» **Saved entries**:
- - - - - - -

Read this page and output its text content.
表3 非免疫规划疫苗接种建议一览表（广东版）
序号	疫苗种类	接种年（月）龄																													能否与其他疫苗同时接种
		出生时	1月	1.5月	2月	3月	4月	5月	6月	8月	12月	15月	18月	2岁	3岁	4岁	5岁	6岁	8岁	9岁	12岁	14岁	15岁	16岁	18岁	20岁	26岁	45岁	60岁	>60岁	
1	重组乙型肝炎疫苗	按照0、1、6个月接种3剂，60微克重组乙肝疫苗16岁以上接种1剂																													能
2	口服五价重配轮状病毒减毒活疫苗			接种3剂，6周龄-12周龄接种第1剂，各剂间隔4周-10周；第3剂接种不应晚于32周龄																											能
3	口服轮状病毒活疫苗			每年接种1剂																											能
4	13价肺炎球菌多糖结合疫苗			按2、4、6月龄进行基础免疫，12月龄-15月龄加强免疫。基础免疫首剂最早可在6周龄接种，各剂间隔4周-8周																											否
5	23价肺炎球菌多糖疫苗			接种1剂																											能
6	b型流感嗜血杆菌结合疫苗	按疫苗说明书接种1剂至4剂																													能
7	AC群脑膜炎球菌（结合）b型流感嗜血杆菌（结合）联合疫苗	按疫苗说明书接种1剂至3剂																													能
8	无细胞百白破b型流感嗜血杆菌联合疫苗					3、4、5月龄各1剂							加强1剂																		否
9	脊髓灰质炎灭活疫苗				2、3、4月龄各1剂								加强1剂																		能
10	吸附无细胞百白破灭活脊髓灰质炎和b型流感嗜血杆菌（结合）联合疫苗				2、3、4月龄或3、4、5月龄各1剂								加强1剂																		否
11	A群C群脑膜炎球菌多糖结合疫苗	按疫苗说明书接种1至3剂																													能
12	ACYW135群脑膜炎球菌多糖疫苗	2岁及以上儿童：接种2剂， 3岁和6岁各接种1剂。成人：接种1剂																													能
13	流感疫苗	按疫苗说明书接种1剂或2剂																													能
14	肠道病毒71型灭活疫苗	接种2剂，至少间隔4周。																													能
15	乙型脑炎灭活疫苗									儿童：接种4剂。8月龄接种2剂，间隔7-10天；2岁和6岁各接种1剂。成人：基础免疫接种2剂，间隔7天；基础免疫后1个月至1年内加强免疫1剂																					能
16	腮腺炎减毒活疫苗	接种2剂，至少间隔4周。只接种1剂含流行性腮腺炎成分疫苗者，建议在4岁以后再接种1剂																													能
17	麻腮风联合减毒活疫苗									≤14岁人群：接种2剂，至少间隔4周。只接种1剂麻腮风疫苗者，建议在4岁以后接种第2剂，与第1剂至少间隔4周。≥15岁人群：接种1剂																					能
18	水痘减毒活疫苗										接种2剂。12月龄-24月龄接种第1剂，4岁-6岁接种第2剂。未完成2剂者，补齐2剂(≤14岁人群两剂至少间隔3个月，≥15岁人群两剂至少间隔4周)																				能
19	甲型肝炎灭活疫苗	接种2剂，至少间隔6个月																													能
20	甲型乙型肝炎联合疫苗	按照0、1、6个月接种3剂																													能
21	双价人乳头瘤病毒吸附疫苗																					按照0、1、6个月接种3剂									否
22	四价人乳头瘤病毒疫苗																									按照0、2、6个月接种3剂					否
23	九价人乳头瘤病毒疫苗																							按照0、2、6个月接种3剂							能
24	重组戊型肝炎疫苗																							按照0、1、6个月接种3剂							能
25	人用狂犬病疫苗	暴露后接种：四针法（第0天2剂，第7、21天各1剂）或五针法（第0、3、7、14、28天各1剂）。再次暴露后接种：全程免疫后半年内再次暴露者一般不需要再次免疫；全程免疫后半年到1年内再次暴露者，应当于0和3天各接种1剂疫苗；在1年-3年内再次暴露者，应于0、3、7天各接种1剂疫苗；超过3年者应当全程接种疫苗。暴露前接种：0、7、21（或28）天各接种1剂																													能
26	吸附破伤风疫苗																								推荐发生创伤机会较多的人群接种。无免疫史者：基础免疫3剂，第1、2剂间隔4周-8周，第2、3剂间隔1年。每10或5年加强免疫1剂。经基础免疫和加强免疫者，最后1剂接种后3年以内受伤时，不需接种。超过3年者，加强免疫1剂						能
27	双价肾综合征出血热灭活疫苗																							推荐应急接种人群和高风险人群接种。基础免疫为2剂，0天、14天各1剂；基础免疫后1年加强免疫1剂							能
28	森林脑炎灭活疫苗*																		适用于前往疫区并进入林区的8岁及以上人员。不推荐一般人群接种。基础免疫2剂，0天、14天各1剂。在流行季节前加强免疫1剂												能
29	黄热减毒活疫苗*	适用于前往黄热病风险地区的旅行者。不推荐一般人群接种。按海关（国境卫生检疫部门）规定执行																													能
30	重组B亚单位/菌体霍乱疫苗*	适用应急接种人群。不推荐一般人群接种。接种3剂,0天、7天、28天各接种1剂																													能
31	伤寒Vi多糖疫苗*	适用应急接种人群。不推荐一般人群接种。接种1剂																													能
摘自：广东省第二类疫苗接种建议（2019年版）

- - - - - - -

Output the data above exactly, please, line for line.

Read this page and output its text content.
表3 非免疫规划疫苗接种建议一览表（广东版）
序号	疫苗种类	接种年（月）龄																													能否与其他疫苗同时接种
		出生时	1月	1.5月	2月	3月	4月	5月	6月	8月	12月	15月	18月	2岁	3岁	4岁	5岁	6岁	8岁	9岁	12岁	14岁	15岁	16岁	18岁	20岁	26岁	45岁	60岁	>60岁	
1	重组乙型肝炎疫苗	按照0、1、6个月接种3剂，60微克重组乙肝疫苗16岁以上接种1剂																													能
2	口服五价重配轮状病毒减毒活疫苗			接种3剂，6周龄-12周龄接种第1剂，各剂间隔4周-10周；第3剂接种不应晚于32周龄																											能
3	口服轮状病毒活疫苗			每年接种1剂																											能
4	13价肺炎球菌多糖结合疫苗			按2、4、6月龄进行基础免疫，12月龄-15月龄加强免疫。基础免疫首剂最早可在6周龄接种，各剂间隔4周-8周																											否
5	23价肺炎球菌多糖疫苗			接种1剂																											能
6	b型流感嗜血杆菌结合疫苗	按疫苗说明书接种1剂至4剂																													能
7	AC群脑膜炎球菌（结合）b型流感嗜血杆菌（结合）联合疫苗	按疫苗说明书接种1剂至3剂																													能
8	无细胞百白破b型流感嗜血杆菌联合疫苗					3、4、5月龄各1剂							加强1剂																		否
9	脊髓灰质炎灭活疫苗				2、3、4月龄各1剂								加强1剂																		能
10	吸附无细胞百白破灭活脊髓灰质炎和b型流感嗜血杆菌（结合）联合疫苗				2、3、4月龄或3、4、5月龄各1剂								加强1剂																		否
11	A群C群脑膜炎球菌多糖结合疫苗	按疫苗说明书接种1至3剂																													能
12	ACYW135群脑膜炎球菌多糖疫苗	2岁及以上儿童：接种2剂， 3岁和6岁各接种1剂。成人：接种1剂																													能
13	流感疫苗	按疫苗说明书接种1剂或2剂																													能
14	肠道病毒71型灭活疫苗	接种2剂，至少间隔4周。																													能
15	乙型脑炎灭活疫苗									儿童：接种4剂。8月龄接种2剂，间隔7-10天；2岁和6岁各接种1剂。成人：基础免疫接种2剂，间隔7天；基础免疫后1个月至1年内加强免疫1剂																					能
16	腮腺炎减毒活疫苗	接种2剂，至少间隔4周。只接种1剂含流行性腮腺炎成分疫苗者，建议在4岁以后再接种1剂																													能
17	麻腮风联合减毒活疫苗									≤14岁人群：接种2剂，至少间隔4周。只接种1剂麻腮风疫苗者，建议在4岁以后接种第2剂，与第1剂至少间隔4周。≥15岁人群：接种1剂																					能
18	水痘减毒活疫苗										接种2剂。12月龄-24月龄接种第1剂，4岁-6岁接种第2剂。未完成2剂者，补齐2剂(≤14岁人群两剂至少间隔3个月，≥15岁人群两剂至少间隔4周)																				能
19	甲型肝炎灭活疫苗	接种2剂，至少间隔6个月																													能
20	甲型乙型肝炎联合疫苗	按照0、1、6个月接种3剂																													能
21	双价人乳头瘤病毒吸附疫苗																					按照0、1、6个月接种3剂									否
22	四价人乳头瘤病毒疫苗																									按照0、2、6个月接种3剂					否
23	九价人乳头瘤病毒疫苗																							按照0、2、6个月接种3剂							能
24	重组戊型肝炎疫苗																							按照0、1、6个月接种3剂							能
25	人用狂犬病疫苗	暴露后接种：四针法（第0天2剂，第7、21天各1剂）或五针法（第0、3、7、14、28天各1剂）。再次暴露后接种：全程免疫后半年内再次暴露者一般不需要再次免疫；全程免疫后半年到1年内再次暴露者，应当于0和3天各接种1剂疫苗；在1年-3年内再次暴露者，应于0、3、7天各接种1剂疫苗；超过3年者应当全程接种疫苗。暴露前接种：0、7、21（或28）天各接种1剂																													能
26	吸附破伤风疫苗																								推荐发生创伤机会较多的人群接种。无免疫史者：基础免疫3剂，第1、2剂间隔4周-8周，第2、3剂间隔1年。每10或5年加强免疫1剂。经基础免疫和加强免疫者，最后1剂接种后3年以内受伤时，不需接种。超过3年者，加强免疫1剂						能
27	双价肾综合征出血热灭活疫苗																							推荐应急接种人群和高风险人群接种。基础免疫为2剂，0天、14天各1剂；基础免疫后1年加强免疫1剂							能
28	森林脑炎灭活疫苗*																		适用于前往疫区并进入林区的8岁及以上人员。不推荐一般人群接种。基础免疫2剂，0天、14天各1剂。在流行季节前加强免疫1剂												能
29	黄热减毒活疫苗*	适用于前往黄热病风险地区的旅行者。不推荐一般人群接种。按海关（国境卫生检疫部门）规定执行																													能
30	重组B亚单位/菌体霍乱疫苗*	适用应急接种人群。不推荐一般人群接种。接种3剂,0天、7天、28天各接种1剂																													能
31	伤寒Vi多糖疫苗*	适用应急接种人群。不推荐一般人群接种。接种1剂																													能
摘自：广东省第二类疫苗接种建议（2019年版）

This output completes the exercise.